Source data
-- Start --

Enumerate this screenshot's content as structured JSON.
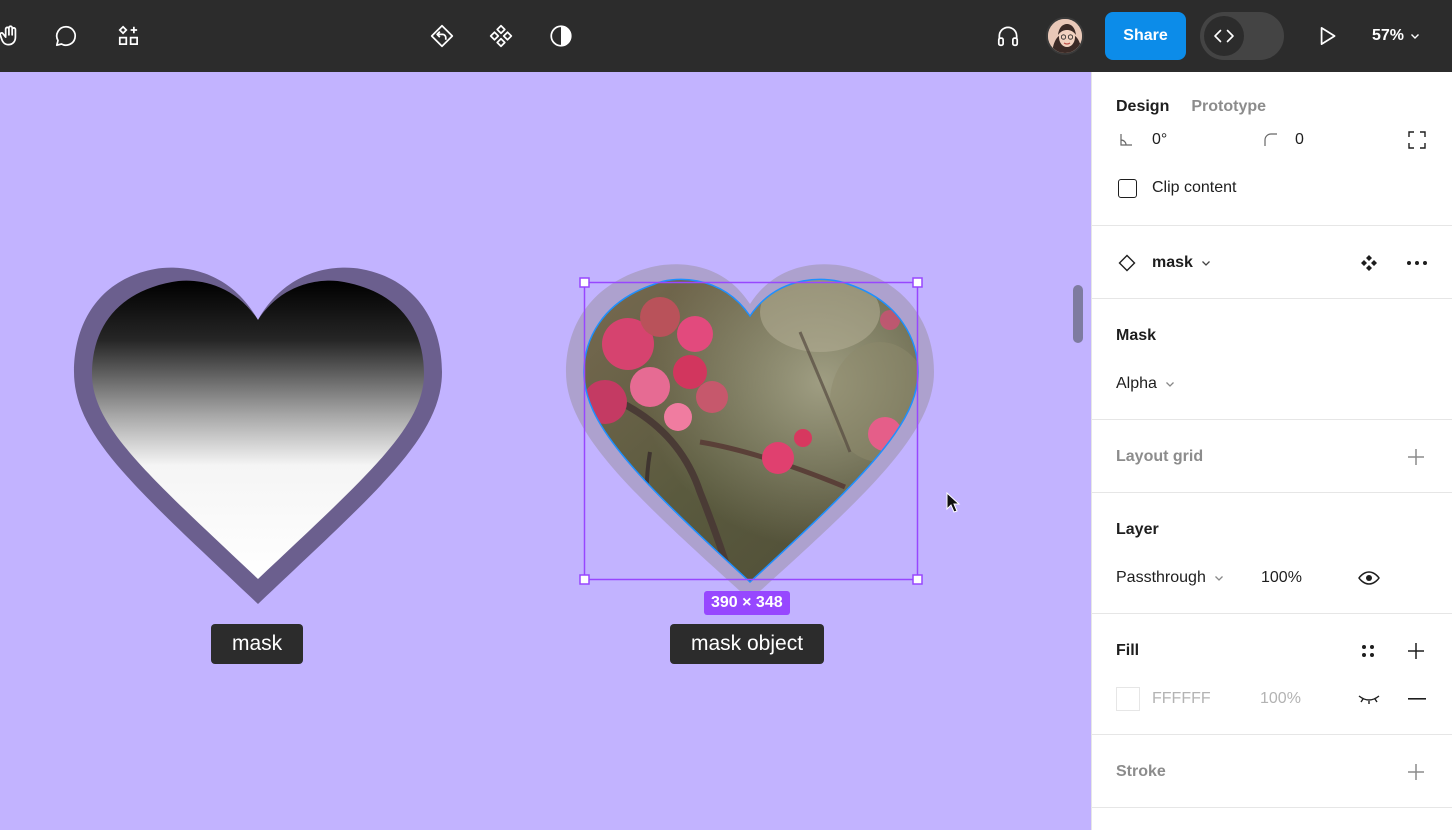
{
  "toolbar": {
    "left_tools": [
      "hand-tool",
      "comment-tool",
      "actions-tool"
    ],
    "center_tools": [
      "reset-instance",
      "components",
      "contrast"
    ],
    "share_label": "Share",
    "zoom_label": "57%"
  },
  "canvas": {
    "background": "#c2b3ff",
    "mask_label": "mask",
    "mask_object_label": "mask object",
    "dimension_badge": "390 × 348"
  },
  "panel": {
    "tabs": [
      {
        "label": "Design",
        "active": true
      },
      {
        "label": "Prototype",
        "active": false
      }
    ],
    "rotation_value": "0°",
    "radius_value": "0",
    "clip_content_label": "Clip content",
    "component": {
      "name": "mask"
    },
    "mask": {
      "title": "Mask",
      "type": "Alpha"
    },
    "layout_grid": {
      "title": "Layout grid"
    },
    "layer": {
      "title": "Layer",
      "blend": "Passthrough",
      "opacity": "100%"
    },
    "fill": {
      "title": "Fill",
      "hex": "FFFFFF",
      "opacity": "100%"
    },
    "stroke": {
      "title": "Stroke"
    }
  },
  "colors": {
    "accent": "#0c8ce9",
    "selection": "#9747ff",
    "toolbar_bg": "#2c2c2c"
  }
}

-- End --

_WHAT YOU HAVE TO DO:_
Report how many lines in the listing above include the word "title". Give nothing but the number.

_RESULT OF THE EXERCISE:_
5